Of all the lines in the records below, how many hold the word "Check"? Give the number alone.
★ ★ ★ ★
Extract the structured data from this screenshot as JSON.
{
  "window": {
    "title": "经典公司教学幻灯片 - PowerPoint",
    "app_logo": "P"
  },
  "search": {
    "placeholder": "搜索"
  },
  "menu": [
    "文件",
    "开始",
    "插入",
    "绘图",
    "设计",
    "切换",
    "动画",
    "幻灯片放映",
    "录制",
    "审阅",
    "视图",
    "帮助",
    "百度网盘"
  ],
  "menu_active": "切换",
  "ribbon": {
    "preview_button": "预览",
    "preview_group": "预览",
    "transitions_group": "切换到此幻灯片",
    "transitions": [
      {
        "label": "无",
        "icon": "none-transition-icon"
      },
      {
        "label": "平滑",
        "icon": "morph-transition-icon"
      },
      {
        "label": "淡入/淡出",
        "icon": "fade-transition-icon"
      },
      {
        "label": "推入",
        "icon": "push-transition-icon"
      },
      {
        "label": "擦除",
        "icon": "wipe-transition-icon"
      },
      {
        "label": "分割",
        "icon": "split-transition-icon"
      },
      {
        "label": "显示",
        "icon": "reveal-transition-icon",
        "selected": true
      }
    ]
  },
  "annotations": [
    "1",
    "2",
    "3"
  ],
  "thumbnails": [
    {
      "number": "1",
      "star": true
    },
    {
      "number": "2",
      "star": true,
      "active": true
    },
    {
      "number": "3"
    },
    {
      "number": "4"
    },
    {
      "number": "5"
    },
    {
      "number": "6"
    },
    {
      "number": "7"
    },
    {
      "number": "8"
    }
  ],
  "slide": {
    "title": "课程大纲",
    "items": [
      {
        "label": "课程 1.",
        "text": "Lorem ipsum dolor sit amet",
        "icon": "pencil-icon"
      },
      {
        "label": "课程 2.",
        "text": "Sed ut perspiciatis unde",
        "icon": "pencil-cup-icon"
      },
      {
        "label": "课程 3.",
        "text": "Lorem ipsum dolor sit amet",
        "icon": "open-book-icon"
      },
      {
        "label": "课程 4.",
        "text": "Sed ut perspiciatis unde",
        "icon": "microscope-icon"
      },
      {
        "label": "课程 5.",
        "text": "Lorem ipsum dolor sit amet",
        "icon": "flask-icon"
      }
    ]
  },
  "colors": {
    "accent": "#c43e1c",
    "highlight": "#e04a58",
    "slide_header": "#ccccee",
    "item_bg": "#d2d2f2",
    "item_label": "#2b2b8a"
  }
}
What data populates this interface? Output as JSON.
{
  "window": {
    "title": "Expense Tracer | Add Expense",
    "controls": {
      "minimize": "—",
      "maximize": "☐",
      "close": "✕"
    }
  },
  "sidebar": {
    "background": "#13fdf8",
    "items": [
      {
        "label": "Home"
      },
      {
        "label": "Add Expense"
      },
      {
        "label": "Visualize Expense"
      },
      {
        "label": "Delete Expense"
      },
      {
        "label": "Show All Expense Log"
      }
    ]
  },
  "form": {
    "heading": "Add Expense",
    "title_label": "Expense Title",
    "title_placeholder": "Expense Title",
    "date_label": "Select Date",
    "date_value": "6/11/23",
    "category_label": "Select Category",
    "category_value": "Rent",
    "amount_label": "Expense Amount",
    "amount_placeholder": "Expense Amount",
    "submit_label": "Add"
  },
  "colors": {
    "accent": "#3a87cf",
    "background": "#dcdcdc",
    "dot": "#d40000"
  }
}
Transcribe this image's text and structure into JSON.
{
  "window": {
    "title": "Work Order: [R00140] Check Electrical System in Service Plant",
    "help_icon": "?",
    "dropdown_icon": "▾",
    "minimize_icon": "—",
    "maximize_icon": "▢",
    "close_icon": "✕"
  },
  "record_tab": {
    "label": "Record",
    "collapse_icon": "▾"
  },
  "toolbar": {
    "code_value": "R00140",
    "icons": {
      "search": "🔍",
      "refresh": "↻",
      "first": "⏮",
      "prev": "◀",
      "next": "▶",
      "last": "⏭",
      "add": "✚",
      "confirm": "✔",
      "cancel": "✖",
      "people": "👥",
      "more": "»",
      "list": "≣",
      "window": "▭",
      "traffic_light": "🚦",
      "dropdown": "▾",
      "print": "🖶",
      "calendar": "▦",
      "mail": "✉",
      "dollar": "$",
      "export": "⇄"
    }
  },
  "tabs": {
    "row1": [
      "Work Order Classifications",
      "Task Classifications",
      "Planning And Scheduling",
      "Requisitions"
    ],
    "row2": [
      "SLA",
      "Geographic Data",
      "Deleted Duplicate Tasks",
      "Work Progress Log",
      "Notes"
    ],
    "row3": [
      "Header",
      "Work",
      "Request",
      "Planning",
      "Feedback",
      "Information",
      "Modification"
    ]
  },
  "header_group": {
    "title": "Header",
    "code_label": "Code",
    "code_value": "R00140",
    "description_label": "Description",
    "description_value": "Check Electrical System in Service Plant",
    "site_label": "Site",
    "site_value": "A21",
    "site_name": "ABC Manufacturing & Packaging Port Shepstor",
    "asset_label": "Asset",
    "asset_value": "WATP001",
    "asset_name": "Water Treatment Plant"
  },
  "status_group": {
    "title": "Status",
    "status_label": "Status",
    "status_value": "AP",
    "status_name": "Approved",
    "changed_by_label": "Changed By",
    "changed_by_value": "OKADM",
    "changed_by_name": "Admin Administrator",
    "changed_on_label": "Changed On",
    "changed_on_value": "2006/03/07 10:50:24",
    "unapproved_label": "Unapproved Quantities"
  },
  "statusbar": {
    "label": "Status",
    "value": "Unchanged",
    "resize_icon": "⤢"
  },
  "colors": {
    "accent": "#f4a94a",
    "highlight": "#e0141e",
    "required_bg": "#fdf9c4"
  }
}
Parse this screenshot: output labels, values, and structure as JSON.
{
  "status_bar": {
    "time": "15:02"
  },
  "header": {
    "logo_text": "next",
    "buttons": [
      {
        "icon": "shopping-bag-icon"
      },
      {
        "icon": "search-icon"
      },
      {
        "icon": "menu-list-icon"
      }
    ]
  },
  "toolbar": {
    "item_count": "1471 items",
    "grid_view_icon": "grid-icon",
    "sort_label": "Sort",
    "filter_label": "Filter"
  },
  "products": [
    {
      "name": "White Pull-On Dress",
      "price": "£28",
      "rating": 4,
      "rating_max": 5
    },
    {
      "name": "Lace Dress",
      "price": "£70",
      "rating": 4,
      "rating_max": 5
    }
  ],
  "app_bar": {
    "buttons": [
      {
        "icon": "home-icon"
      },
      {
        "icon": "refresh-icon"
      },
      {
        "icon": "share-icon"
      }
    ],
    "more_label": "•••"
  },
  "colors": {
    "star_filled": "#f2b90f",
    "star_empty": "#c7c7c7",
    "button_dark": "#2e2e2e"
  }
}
★ ★ ★ ★
# RESULT
2